Data records

+---+

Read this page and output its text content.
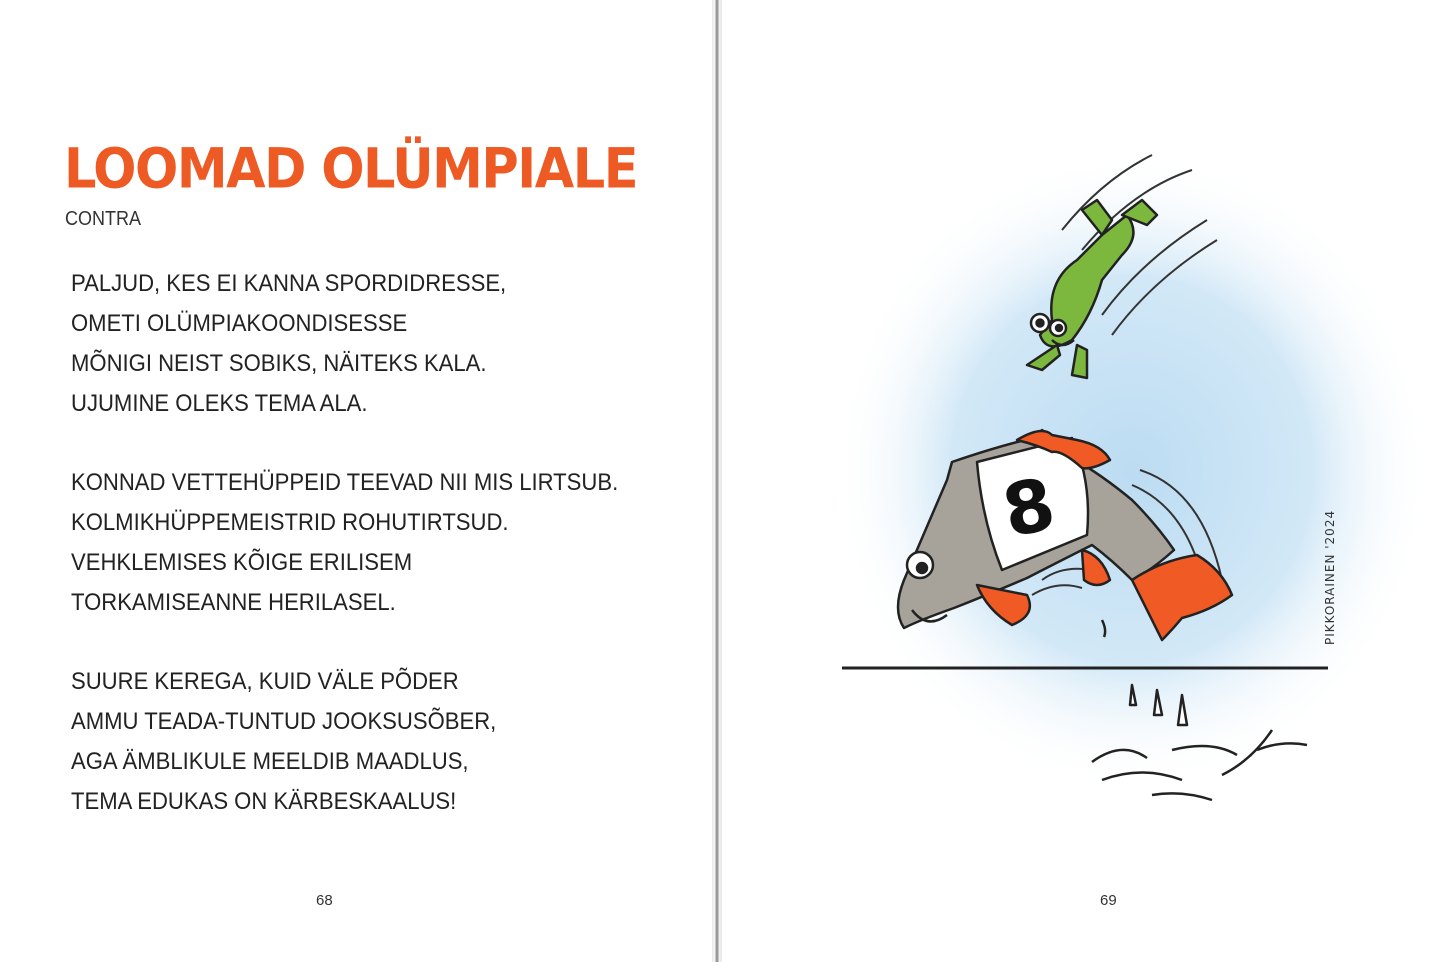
LOOMAD OLÜMPIALE

CONTRA

PALJUD, KES EI KANNA SPORDIDRESSE,
OMETI OLÜMPIAKOONDISESSE
MÕNIGI NEIST SOBIKS, NÄITEKS KALA.
UJUMINE OLEKS TEMA ALA.
KONNAD VETTEHÜPPEID TEEVAD NII MIS LIRTSUB.
KOLMIKHÜPPEMEISTRID ROHUTIRTSUD.
VEHKLEMISES KÕIGE ERILISEM
TORKAMISEANNE HERILASEL.
SUURE KEREGA, KUID VÄLE PÕDER
AMMU TEADA-TUNTUD JOOKSUSÕBER,
AGA ÄMBLIKULE MEELDIB MAADLUS,
TEMA EDUKAS ON KÄRBESKAALUS!
68
8
PIKKORAINEN '2024
69
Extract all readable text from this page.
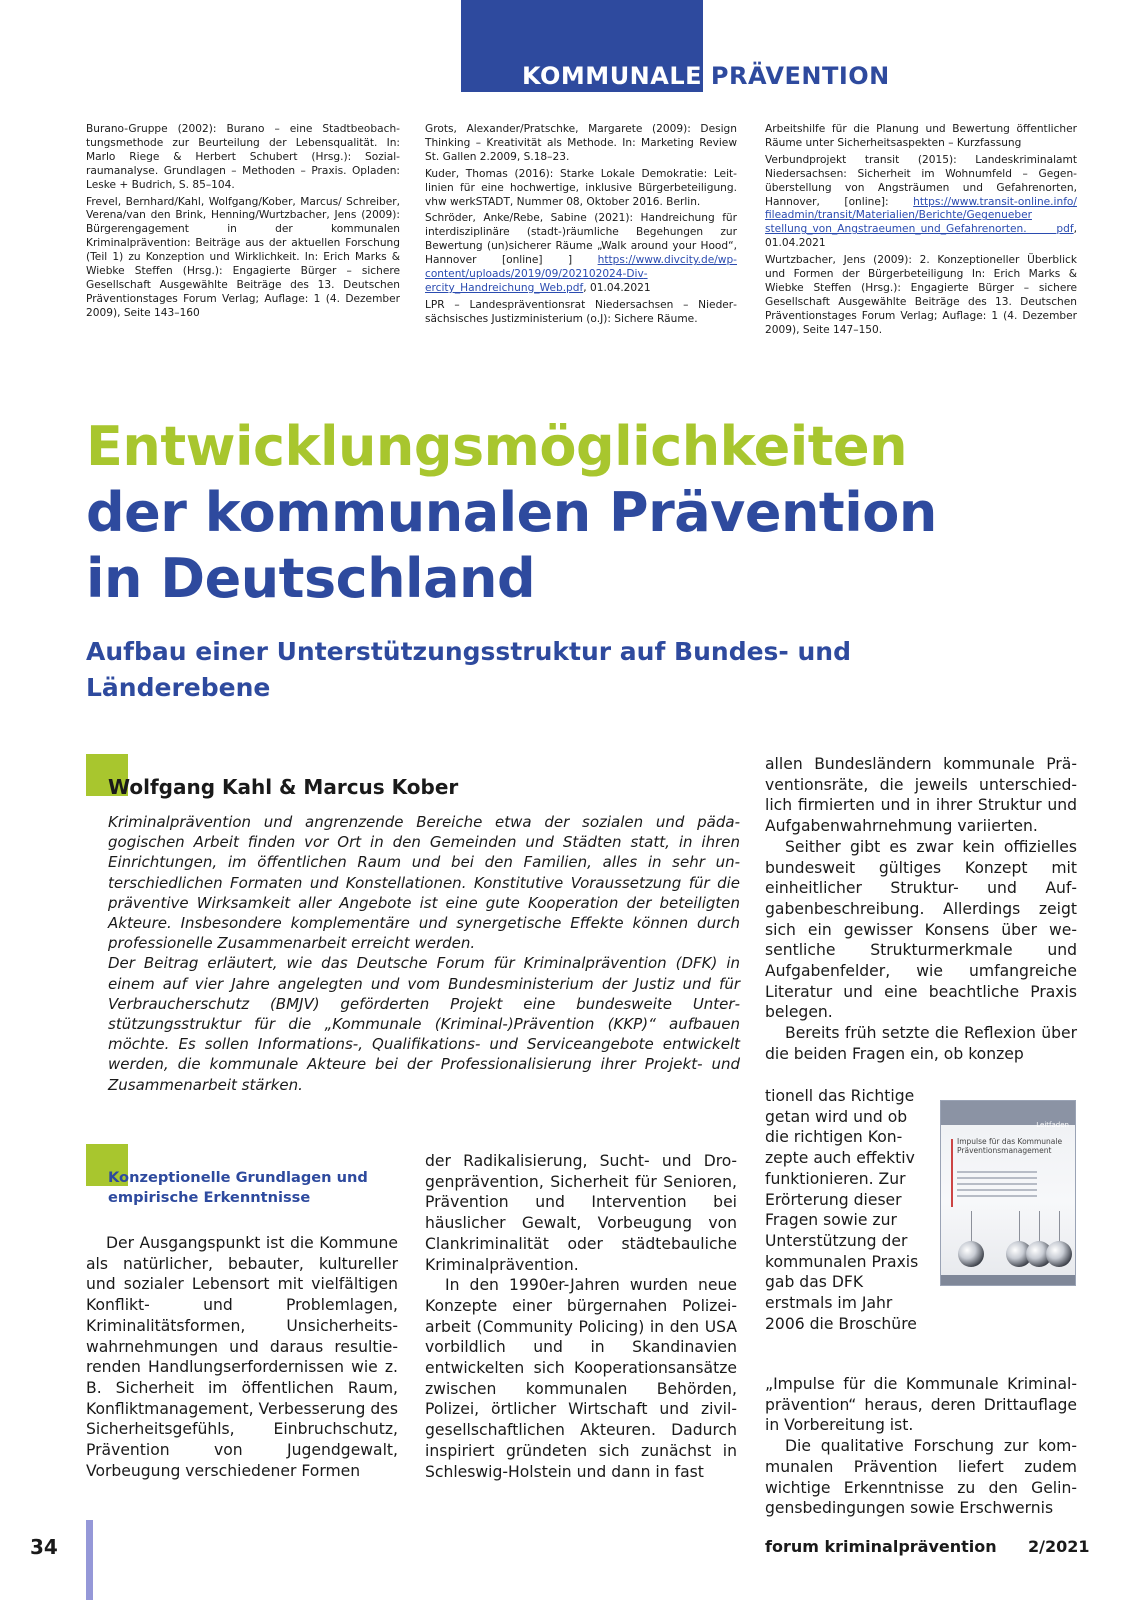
KOMMUNALE PRÄVENTION

Burano-Gruppe (2002): Burano – eine Stadtbeobachtungsmethode zur Beurteilung der Lebensqualität. In: Marlo Riege & Herbert Schubert (Hrsg.): Sozialraumanalyse. Grundlagen – Methoden – Praxis. Opladen: Leske + Budrich, S. 85–104.

Frevel, Bernhard/Kahl, Wolfgang/Kober, Marcus/ Schreiber, Verena/van den Brink, Henning/Wurtzbacher, Jens (2009): Bürgerengagement in der kommunalen Kriminalprävention: Beiträge aus der aktuellen Forschung (Teil 1) zu Konzeption und Wirklichkeit. In: Erich Marks & Wiebke Steffen (Hrsg.): Engagierte Bürger – sichere Gesellschaft Ausgewählte Beiträge des 13. Deutschen Präventionstages Forum Verlag; Auflage: 1 (4. Dezember 2009), Seite 143–160

Grots, Alexander/Pratschke, Margarete (2009): Design Thinking – Kreativität als Methode. In: Marketing Review St. Gallen 2.2009, S.18–23.

Kuder, Thomas (2016): Starke Lokale Demokratie: Leitlinien für eine hochwertige, inklusive Bürgerbeteiligung. vhw werkSTADT, Nummer 08, Oktober 2016. Berlin.

Schröder, Anke/Rebe, Sabine (2021): Handreichung für interdisziplinäre (stadt-)räumliche Begehungen zur Bewertung (un)sicherer Räume „Walk around your Hood“, Hannover [online] ] https://www.divcity.de/wp-content/uploads/2019/09/202102024-Divercity_Handreichung_Web.pdf, 01.04.2021

LPR – Landespräventionsrat Niedersachsen – Niedersächsisches Justizministerium (o.J): Sichere Räume.

Arbeitshilfe für die Planung und Bewertung öffentlicher Räume unter Sicherheitsaspekten – Kurzfassung

Verbundprojekt transit (2015): Landeskriminalamt Niedersachsen: Sicherheit im Wohnumfeld – Gegenüberstellung von Angsträumen und Gefahrenorten, Hannover, [online]: https://www.transit-online.info/ fileadmin/transit/Materialien/Berichte/Gegenueber stellung_von_Angstraeumen_und_Gefahrenorten. pdf, 01.04.2021

Wurtzbacher, Jens (2009): 2. Konzeptioneller Überblick und Formen der Bürgerbeteiligung In: Erich Marks & Wiebke Steffen (Hrsg.): Engagierte Bürger – sichere Gesellschaft Ausgewählte Beiträge des 13. Deutschen Präventionstages Forum Verlag; Auflage: 1 (4. Dezember 2009), Seite 147–150.

Entwicklungsmöglichkeiten
der kommunalen Prävention
in Deutschland
Aufbau einer Unterstützungsstruktur auf Bundes- und Länderebene
Wolfgang Kahl & Marcus Kober

Kriminalprävention und angrenzende Bereiche etwa der sozialen und pädagogischen Arbeit finden vor Ort in den Gemeinden und Städten statt, in ihren Einrichtungen, im öffentlichen Raum und bei den Familien, alles in sehr unterschiedlichen Formaten und Konstellationen. Konstitutive Voraussetzung für die präventive Wirksamkeit aller Angebote ist eine gute Kooperation der beteiligten Akteure. Insbesondere komplementäre und synergetische Effekte können durch professionelle Zusammenarbeit erreicht werden.

Der Beitrag erläutert, wie das Deutsche Forum für Kriminalprävention (DFK) in einem auf vier Jahre angelegten und vom Bundesministerium der Justiz und für Verbraucherschutz (BMJV) geförderten Projekt eine bundesweite Unterstützungsstruktur für die „Kommunale (Kriminal-)Prävention (KKP)“ aufbauen möchte. Es sollen Informations-, Qualifikations- und Serviceangebote entwickelt werden, die kommunale Akteure bei der Professionalisierung ihrer Projekt- und Zusammenarbeit stärken.

Konzeptionelle Grundlagen und empirische Erkenntnisse

Der Ausgangspunkt ist die Kommune als natürlicher, bebauter, kultureller und sozialer Lebensort mit vielfältigen Konflikt- und Problemlagen, Kriminalitätsformen, Unsicherheitswahrnehmungen und daraus resultierenden Handlungserfordernissen wie z. B. Sicherheit im öffentlichen Raum, Konfliktmanagement, Verbesserung des Sicherheitsgefühls, Einbruchschutz, Prävention von Jugendgewalt, Vorbeugung verschiedener Formen

der Radikalisierung, Sucht- und Drogenprävention, Sicherheit für Senioren, Prävention und Intervention bei häuslicher Gewalt, Vorbeugung von Clankriminalität oder städtebauliche Kriminalprävention.

In den 1990er-Jahren wurden neue Konzepte einer bürgernahen Polizeiarbeit (Community Policing) in den USA vorbildlich und in Skandinavien entwickelten sich Kooperationsansätze zwischen kommunalen Behörden, Polizei, örtlicher Wirtschaft und zivilgesellschaftlichen Akteuren. Dadurch inspiriert gründeten sich zunächst in Schleswig-Holstein und dann in fast

allen Bundesländern kommunale Präventionsräte, die jeweils unterschiedlich firmierten und in ihrer Struktur und Aufgabenwahrnehmung variierten.

Seither gibt es zwar kein offizielles bundesweit gültiges Konzept mit einheitlicher Struktur- und Aufgabenbeschreibung. Allerdings zeigt sich ein gewisser Konsens über wesentliche Strukturmerkmale und Aufgabenfelder, wie umfangreiche Literatur und eine beachtliche Praxis belegen.

Bereits früh setzte die Reflexion über die beiden Fragen ein, ob konzep

tionell das Richtige getan wird und ob die richtigen Konzepte auch effektiv funktionieren. Zur Erörterung dieser Fragen sowie zur Unterstützung der kommunalen Praxis gab das DFK erstmals im Jahr 2006 die Broschüre

„Impulse für die Kommunale Kriminalprävention“ heraus, deren Drittauflage in Vorbereitung ist.

Die qualitative Forschung zur kommunalen Prävention liefert zudem wichtige Erkenntnisse zu den Gelingensbedingungen sowie Erschwernis

Leitfaden
Impulse für das Kommunale Präventionsmanagement
34	forum kriminalprävention 2/2021
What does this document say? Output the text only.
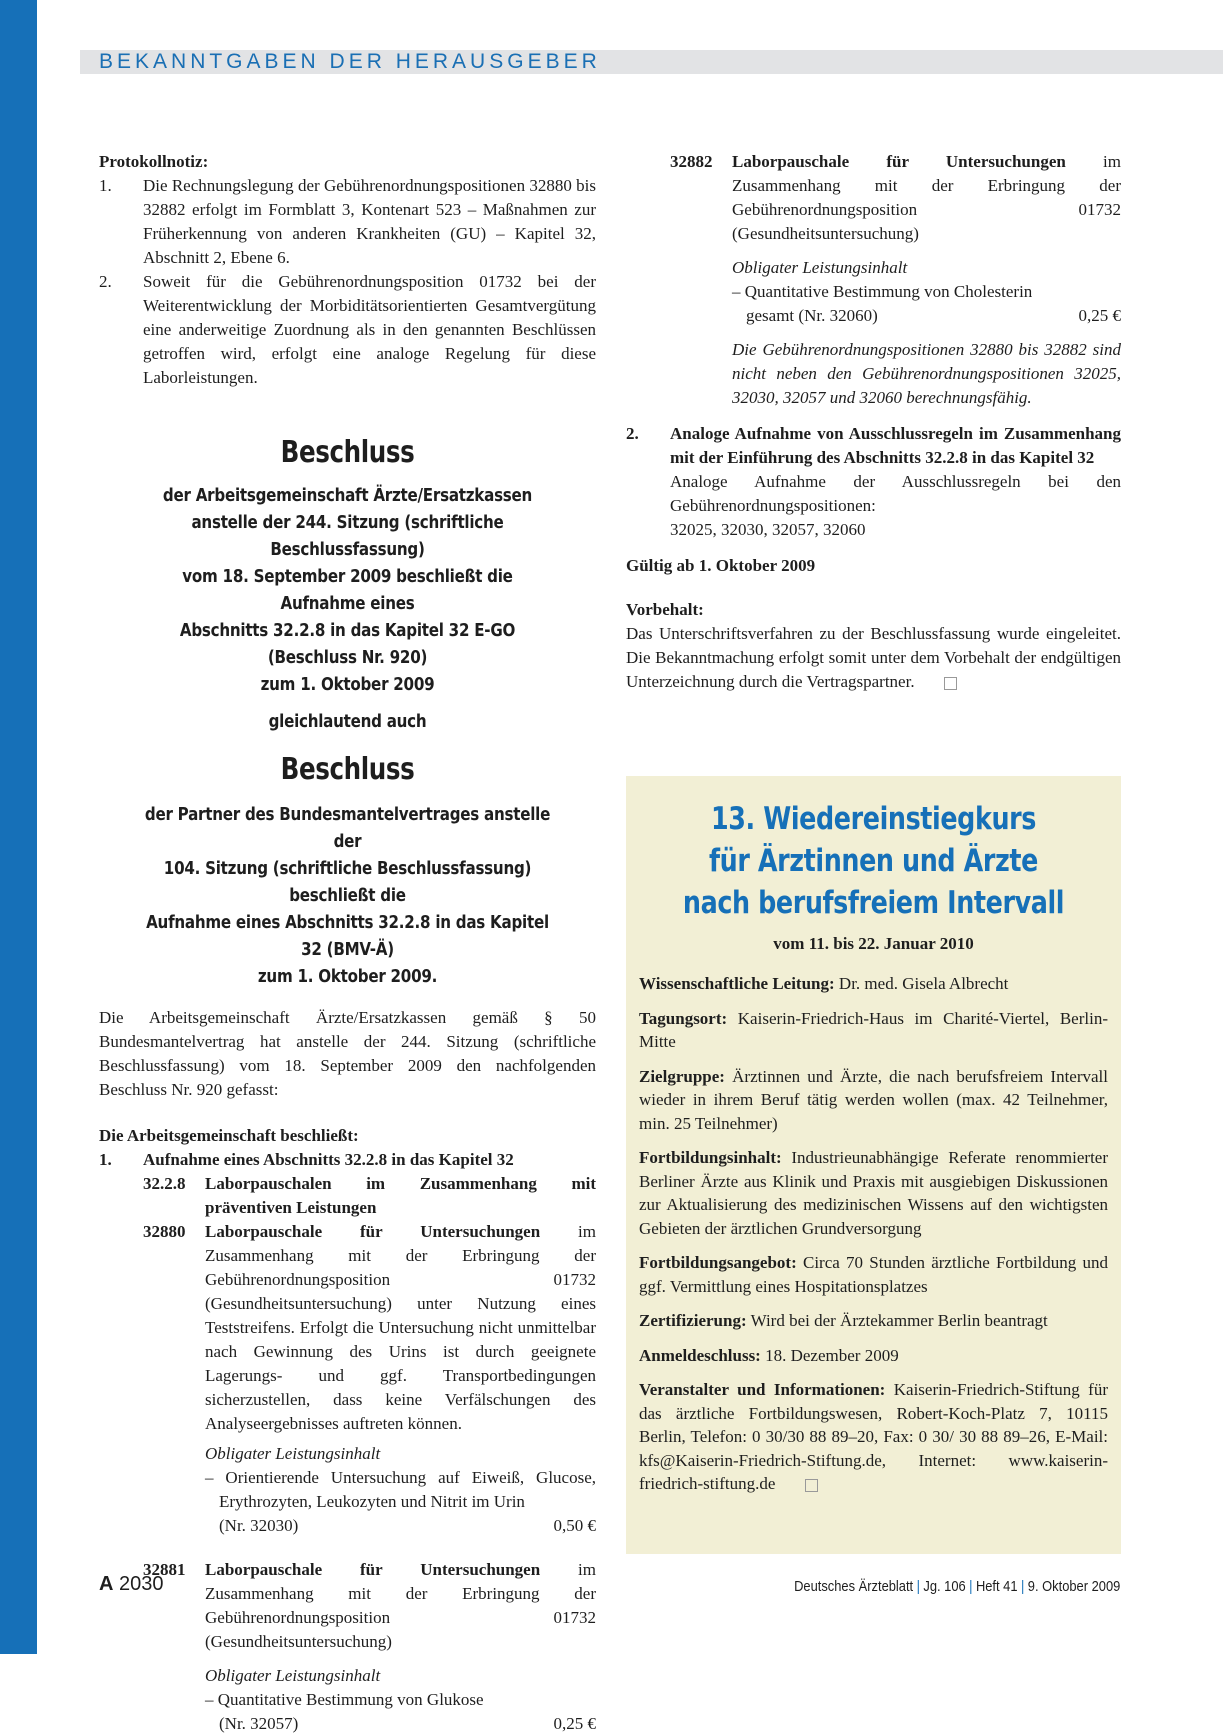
BEKANNTGABEN DER HERAUSGEBER

Protokollnotiz:

1.	Die Rechnungslegung der Gebührenordnungspositionen 32880 bis 32882 erfolgt im Formblatt 3, Kontenart 523 – Maßnahmen zur Früherkennung von anderen Krankheiten (GU) – Kapitel 32, Abschnitt 2, Ebene 6.
2.	Soweit für die Gebührenordnungsposition 01732 bei der Weiterentwicklung der Morbiditätsorientierten Gesamtvergütung eine anderweitige Zuordnung als in den genannten Beschlüssen getroffen wird, erfolgt eine analoge Regelung für diese Laborleistungen.

Beschluss

der Arbeitsgemeinschaft Ärzte/Ersatzkassen

anstelle der 244. Sitzung (schriftliche Beschlussfassung)

vom 18. September 2009 beschließt die Aufnahme eines

Abschnitts 32.2.8 in das Kapitel 32 E-GO (Beschluss Nr. 920)

zum 1. Oktober 2009

gleichlautend auch

Beschluss

der Partner des Bundesmantelvertrages anstelle der

104. Sitzung (schriftliche Beschlussfassung) beschließt die

Aufnahme eines Abschnitts 32.2.8 in das Kapitel 32 (BMV-Ä)

zum 1. Oktober 2009.

Die Arbeitsgemeinschaft Ärzte/Ersatzkassen gemäß § 50 Bundesmantelvertrag hat anstelle der 244. Sitzung (schriftliche Beschlussfassung) vom 18. September 2009 den nachfolgenden Beschluss Nr. 920 gefasst:

Die Arbeitsgemeinschaft beschließt:

1.	Aufnahme eines Abschnitts 32.2.8 in das Kapitel 32
32.2.8	Laborpauschalen im Zusammenhang mit präventiven Leistungen
32880	Laborpauschale für Untersuchungen im Zusammenhang mit der Erbringung der Gebührenordnungsposition 01732 (Gesundheitsuntersuchung) unter Nutzung eines Teststreifens. Erfolgt die Untersuchung nicht unmittelbar nach Gewinnung des Urins ist durch geeignete Lagerungs- und ggf. Transportbedingungen sicherzustellen, dass keine Verfälschungen des Analyseergebnisses auftreten können.

Obligater Leistungsinhalt

– Orientierende Untersuchung auf Eiweiß, Glucose, Erythrozyten, Leukozyten und Nitrit im Urin

(Nr. 32030)	0,50 €
32881	Laborpauschale für Untersuchungen im Zusammenhang mit der Erbringung der Gebührenordnungsposition 01732 (Gesundheitsuntersuchung)

Obligater Leistungsinhalt

– Quantitative Bestimmung von Glukose

(Nr. 32057)	0,25 €
32882	Laborpauschale für Untersuchungen im Zusammenhang mit der Erbringung der Gebührenordnungsposition 01732 (Gesundheitsuntersuchung)

Obligater Leistungsinhalt

– Quantitative Bestimmung von Cholesterin

gesamt (Nr. 32060)	0,25 €

Die Gebührenordnungspositionen 32880 bis 32882 sind nicht neben den Gebührenordnungspositionen 32025, 32030, 32057 und 32060 berechnungsfähig.

2.	Analoge Aufnahme von Ausschlussregeln im Zusammenhang mit der Einführung des Abschnitts 32.2.8 in das Kapitel 32

Analoge Aufnahme der Ausschlussregeln bei den Gebührenordnungspositionen:

32025, 32030, 32057, 32060

Gültig ab 1. Oktober 2009

Vorbehalt:

Das Unterschriftsverfahren zu der Beschlussfassung wurde eingeleitet. Die Bekanntmachung erfolgt somit unter dem Vorbehalt der endgültigen Unterzeichnung durch die Vertragspartner.

13. Wiedereinstiegkurs

für Ärztinnen und Ärzte

nach berufsfreiem Intervall

vom 11. bis 22. Januar 2010

Wissenschaftliche Leitung: Dr. med. Gisela Albrecht

Tagungsort: Kaiserin-Friedrich-Haus im Charité-Viertel, Berlin-Mitte

Zielgruppe: Ärztinnen und Ärzte, die nach berufsfreiem Intervall wieder in ihrem Beruf tätig werden wollen (max. 42 Teilnehmer, min. 25 Teilnehmer)

Fortbildungsinhalt: Industrieunabhängige Referate renommierter Berliner Ärzte aus Klinik und Praxis mit ausgiebigen Diskussionen zur Aktualisierung des medizinischen Wissens auf den wichtigsten Gebieten der ärztlichen Grundversorgung

Fortbildungsangebot: Circa 70 Stunden ärztliche Fortbildung und ggf. Vermittlung eines Hospitationsplatzes

Zertifizierung: Wird bei der Ärztekammer Berlin beantragt

Anmeldeschluss: 18. Dezember 2009

Veranstalter und Informationen: Kaiserin-Friedrich-Stiftung für das ärztliche Fortbildungswesen, Robert-Koch-Platz 7, 10115 Berlin, Telefon: 0 30/30 88 89–20, Fax: 0 30/ 30 88 89–26, E-Mail: kfs@Kaiserin-Friedrich-Stiftung.de, Internet: www.kaiserin-friedrich-stiftung.de

A 2030	Deutsches Ärzteblatt | Jg. 106 | Heft 41 | 9. Oktober 2009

+---+

Say, as a single number and nothing more, how many lines of the entries contain the word "https".

2